# Work required:
Copy all lines below containing "Program".

************

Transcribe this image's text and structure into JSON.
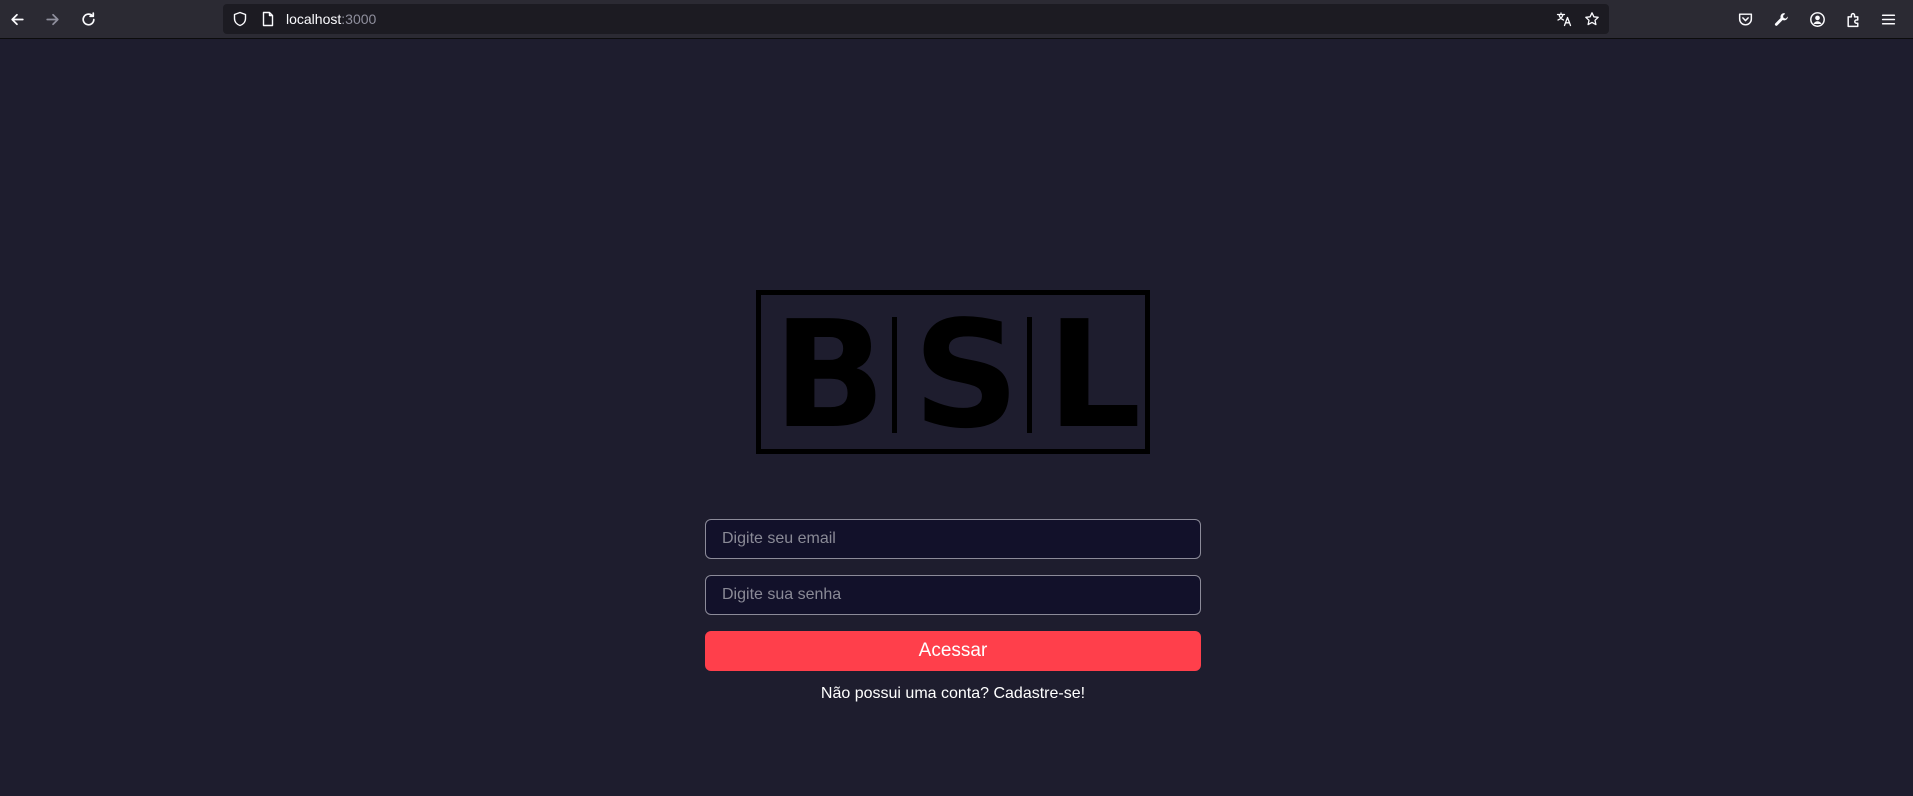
{
  "browser": {
    "url_host": "localhost",
    "url_port": ":3000",
    "icons": {
      "back": "arrow-left-icon",
      "forward": "arrow-right-icon",
      "reload": "reload-icon",
      "shield": "shield-icon",
      "page": "page-icon",
      "translate": "translate-icon",
      "bookmark": "star-icon",
      "pocket": "pocket-icon",
      "tools": "wrench-icon",
      "account": "account-icon",
      "extensions": "extensions-icon",
      "menu": "hamburger-menu-icon"
    }
  },
  "logo": {
    "letters": [
      "B",
      "S",
      "L"
    ]
  },
  "login": {
    "email_placeholder": "Digite seu email",
    "email_value": "",
    "password_placeholder": "Digite sua senha",
    "password_value": "",
    "submit_label": "Acessar",
    "signup_text": "Não possui uma conta? Cadastre-se!"
  },
  "colors": {
    "background": "#1e1d2e",
    "input_background": "#12112a",
    "accent": "#ff3f4b",
    "logo": "#000000"
  }
}
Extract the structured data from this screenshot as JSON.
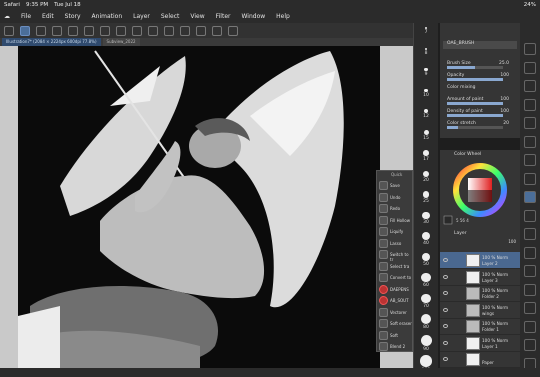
{
  "status": {
    "app": "Safari",
    "time": "9:35 PM",
    "date": "Tue Jul 18",
    "battery": "24%"
  },
  "menu": [
    "File",
    "Edit",
    "Story",
    "Animation",
    "Layer",
    "Select",
    "View",
    "Filter",
    "Window",
    "Help"
  ],
  "subview": {
    "title": "Sub View"
  },
  "tabs": [
    {
      "label": "Illustration7* (2084 × 2224px 600dpi 77.8%)"
    },
    {
      "label": "Subview_2022"
    }
  ],
  "brush_sizes": [
    "7",
    "8",
    "9",
    "10",
    "12",
    "15",
    "17",
    "20",
    "25",
    "30",
    "40",
    "50",
    "60",
    "70",
    "80",
    "90",
    "100"
  ],
  "tool_property": {
    "title": "OAE_BRUSH",
    "brush_size": {
      "label": "Brush Size",
      "value": "25.0",
      "fill": 0.5
    },
    "opacity": {
      "label": "Opacity",
      "value": "100",
      "fill": 1.0
    },
    "color_mixing": {
      "label": "Color mixing"
    },
    "amount_of_paint": {
      "label": "Amount of paint",
      "value": "100",
      "fill": 1.0
    },
    "density_of_paint": {
      "label": "Density of paint",
      "value": "100",
      "fill": 1.0
    },
    "color_stretch": {
      "label": "Color stretch",
      "value": "20",
      "fill": 0.2
    }
  },
  "color_wheel": {
    "title": "Color Wheel",
    "h": "5",
    "s": "56",
    "v": "4"
  },
  "layer_panel": {
    "title": "Layer",
    "opacity": "100",
    "layers": [
      {
        "name": "Layer 2",
        "opacity": "100 % Norm",
        "selected": true,
        "type": "layer"
      },
      {
        "name": "Layer 3",
        "opacity": "100 % Norm",
        "selected": false,
        "type": "layer"
      },
      {
        "name": "Folder 2",
        "opacity": "100 % Norm",
        "selected": false,
        "type": "folder"
      },
      {
        "name": "wings",
        "opacity": "100 % Norm",
        "selected": false,
        "type": "folder"
      },
      {
        "name": "Folder 1",
        "opacity": "100 % Norm",
        "selected": false,
        "type": "folder"
      },
      {
        "name": "Layer 1",
        "opacity": "100 % Norm",
        "selected": false,
        "type": "layer"
      },
      {
        "name": "Paper",
        "opacity": "",
        "selected": false,
        "type": "paper"
      }
    ]
  },
  "quick_access": {
    "title": "Quick",
    "items": [
      "Save",
      "Undo",
      "Redo",
      "Fill Hollow",
      "Liquify",
      "Lasso",
      "Switch to tr",
      "Select tra",
      "Convert to",
      "DAEPENS",
      "AB_SOUT",
      "Vectorer",
      "Soft eraser",
      "Soft",
      "Blend 2"
    ]
  },
  "colors": {
    "accent": "#4a6890",
    "panel": "#353535",
    "bg": "#1e1e1e"
  }
}
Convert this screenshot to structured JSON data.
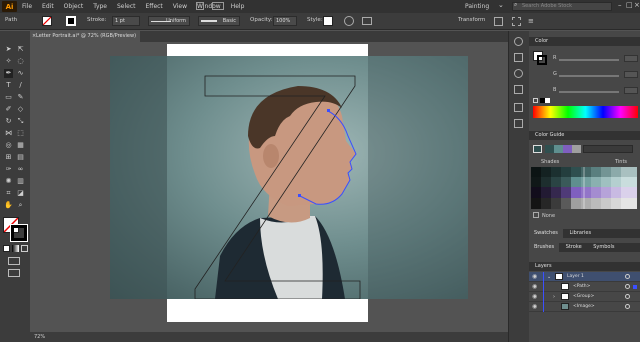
{
  "app": {
    "logo": "Ai",
    "workspace": "Painting",
    "search_placeholder": "Search Adobe Stock"
  },
  "menu": [
    "File",
    "Edit",
    "Object",
    "Type",
    "Select",
    "Effect",
    "View",
    "Window",
    "Help"
  ],
  "control": {
    "selection_label": "Path",
    "stroke_label": "Stroke:",
    "stroke_weight": "1 pt",
    "profile": "Uniform",
    "brush": "Basic",
    "opacity_label": "Opacity:",
    "opacity_value": "100%",
    "style_label": "Style:",
    "transform_label": "Transform"
  },
  "document": {
    "tab_title": "Letter Portrait.ai* @ 72% (RGB/Preview)",
    "close_glyph": "×",
    "zoom": "72%"
  },
  "color_panel": {
    "title": "Color",
    "channels": [
      "R",
      "G",
      "B"
    ]
  },
  "guide_panel": {
    "title": "Color Guide",
    "shades_label": "Shades",
    "tints_label": "Tints",
    "none_label": "None"
  },
  "swatch_tabs": [
    "Swatches",
    "Libraries"
  ],
  "brush_tabs": [
    "Brushes",
    "Stroke",
    "Symbols"
  ],
  "layers_panel": {
    "title": "Layers",
    "rows": [
      {
        "name": "Layer 1",
        "indent": 0
      },
      {
        "name": "<Path>",
        "indent": 1
      },
      {
        "name": "<Group>",
        "indent": 1
      },
      {
        "name": "<Image>",
        "indent": 1
      }
    ]
  },
  "colors": {
    "accent": "#ff9a00",
    "selection": "#3b4fff",
    "guide_base": [
      "#2f4f4f",
      "#5f8f8f",
      "#7f5fbf",
      "#9f9f9f"
    ]
  }
}
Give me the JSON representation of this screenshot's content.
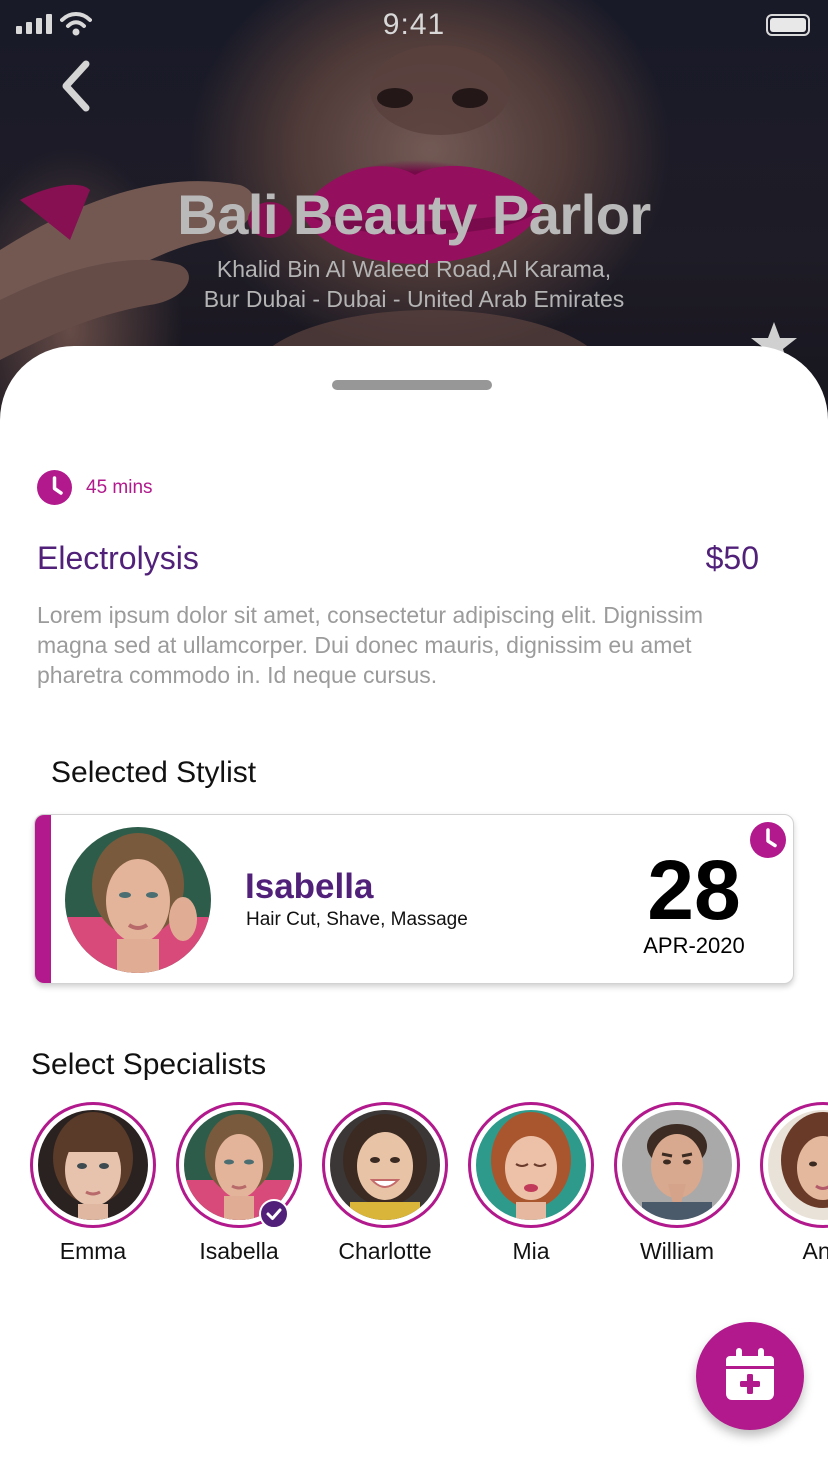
{
  "status_bar": {
    "time": "9:41"
  },
  "salon": {
    "name": "Bali Beauty Parlor",
    "address_line1": "Khalid Bin Al Waleed Road,Al Karama,",
    "address_line2": "Bur Dubai - Dubai - United Arab Emirates"
  },
  "service": {
    "duration": "45 mins",
    "name": "Electrolysis",
    "price": "$50",
    "description": "Lorem ipsum dolor sit amet, consectetur adipiscing elit. Dignissim magna sed at ullamcorper. Dui donec mauris, dignissim eu amet pharetra commodo in. Id neque cursus."
  },
  "selected_stylist": {
    "section_title": "Selected Stylist",
    "name": "Isabella",
    "services": "Hair Cut,  Shave, Massage",
    "day": "28",
    "month_year": "APR-2020"
  },
  "specialists": {
    "section_title": "Select Specialists",
    "items": [
      {
        "name": "Emma",
        "selected": false
      },
      {
        "name": "Isabella",
        "selected": true
      },
      {
        "name": "Charlotte",
        "selected": false
      },
      {
        "name": "Mia",
        "selected": false
      },
      {
        "name": "William",
        "selected": false
      },
      {
        "name": "Ana",
        "selected": false
      }
    ]
  },
  "colors": {
    "accent": "#b1198c",
    "primary": "#51217a",
    "muted_text": "#9b9b9b"
  },
  "icons": {
    "back": "chevron-left-icon",
    "favorite": "star-icon",
    "duration": "clock-icon",
    "selected": "check-icon",
    "fab": "calendar-plus-icon"
  }
}
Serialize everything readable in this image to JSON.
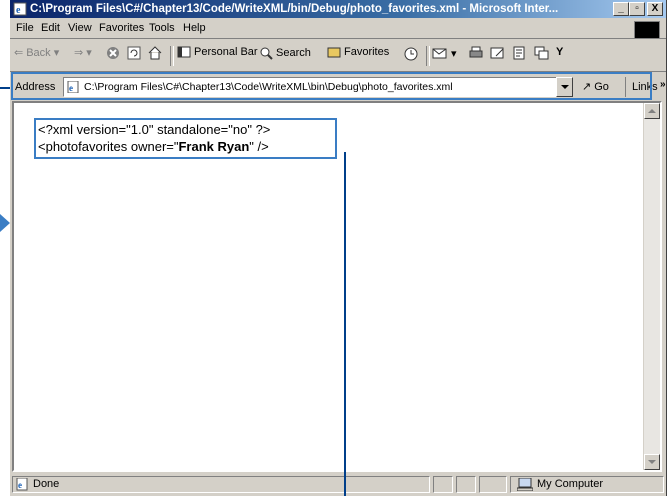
{
  "window": {
    "title": "C:\\Program Files\\C#/Chapter13/Code/WriteXML/bin/Debug/photo_favorites.xml - Microsoft Inter...",
    "controls": {
      "minimize": "_",
      "maximize": "▫",
      "close": "X"
    }
  },
  "menu": [
    "File",
    "Edit",
    "View",
    "Favorites",
    "Tools",
    "Help"
  ],
  "toolbar": {
    "back": "Back",
    "personal_bar": "Personal Bar",
    "search": "Search",
    "favorites": "Favorites"
  },
  "address": {
    "label": "Address",
    "value": "C:\\Program Files\\C#\\Chapter13\\Code\\WriteXML\\bin\\Debug\\photo_favorites.xml",
    "go": "Go",
    "links": "Links"
  },
  "document": {
    "line1": "<?xml version=\"1.0\" standalone=\"no\" ?>",
    "line2_open": "<photofavorites owner=\"",
    "owner": "Frank Ryan",
    "line2_close": "\" />"
  },
  "status": {
    "text": "Done",
    "zone": "My Computer"
  },
  "colors": {
    "title_start": "#0a246a",
    "title_end": "#a6caf0",
    "callout": "#3a7dc4",
    "leader": "#003f8a"
  }
}
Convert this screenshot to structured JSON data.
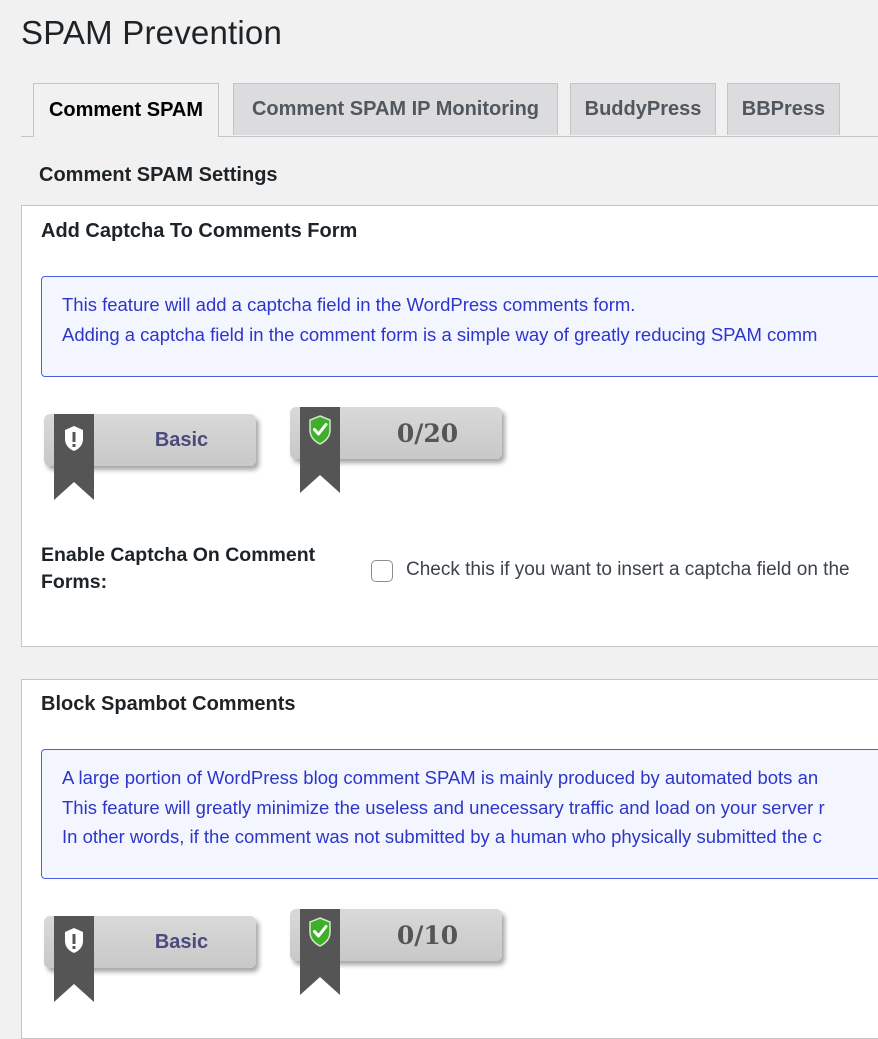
{
  "page": {
    "title": "SPAM Prevention"
  },
  "tabs": [
    {
      "label": "Comment SPAM",
      "active": true
    },
    {
      "label": "Comment SPAM IP Monitoring",
      "active": false
    },
    {
      "label": "BuddyPress",
      "active": false
    },
    {
      "label": "BBPress",
      "active": false
    }
  ],
  "section": {
    "heading": "Comment SPAM Settings"
  },
  "captcha_box": {
    "title": "Add Captcha To Comments Form",
    "info_lines": [
      "This feature will add a captcha field in the WordPress comments form.",
      "Adding a captcha field in the comment form is a simple way of greatly reducing SPAM comm"
    ],
    "level_badge": {
      "label": "Basic",
      "icon": "shield-warning-icon"
    },
    "score_badge": {
      "label": "0/20",
      "icon": "shield-check-icon"
    },
    "setting_label": "Enable Captcha On Comment Forms:",
    "checkbox_desc": "Check this if you want to insert a captcha field on the"
  },
  "spambot_box": {
    "title": "Block Spambot Comments",
    "info_lines": [
      "A large portion of WordPress blog comment SPAM is mainly produced by automated bots an",
      "This feature will greatly minimize the useless and unecessary traffic and load on your server r",
      "In other words, if the comment was not submitted by a human who physically submitted the c"
    ],
    "level_badge": {
      "label": "Basic",
      "icon": "shield-warning-icon"
    },
    "score_badge": {
      "label": "0/10",
      "icon": "shield-check-icon"
    }
  },
  "colors": {
    "info_border": "#4a5ee6",
    "info_text": "#2d36c9",
    "ribbon": "#555555",
    "check_shield": "#3fae2a"
  }
}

************

# Exercise output:
    "title": "C:\\Program Files\\C#/Chapter13/Code/WriteXML/bin/Debug/photo_favorites.xml - Microsoft Inter...",
    "value": "C:\\Program Files\\C#\\Chapter13\\Code\\WriteXML\\bin\\Debug\\photo_favorites.xml",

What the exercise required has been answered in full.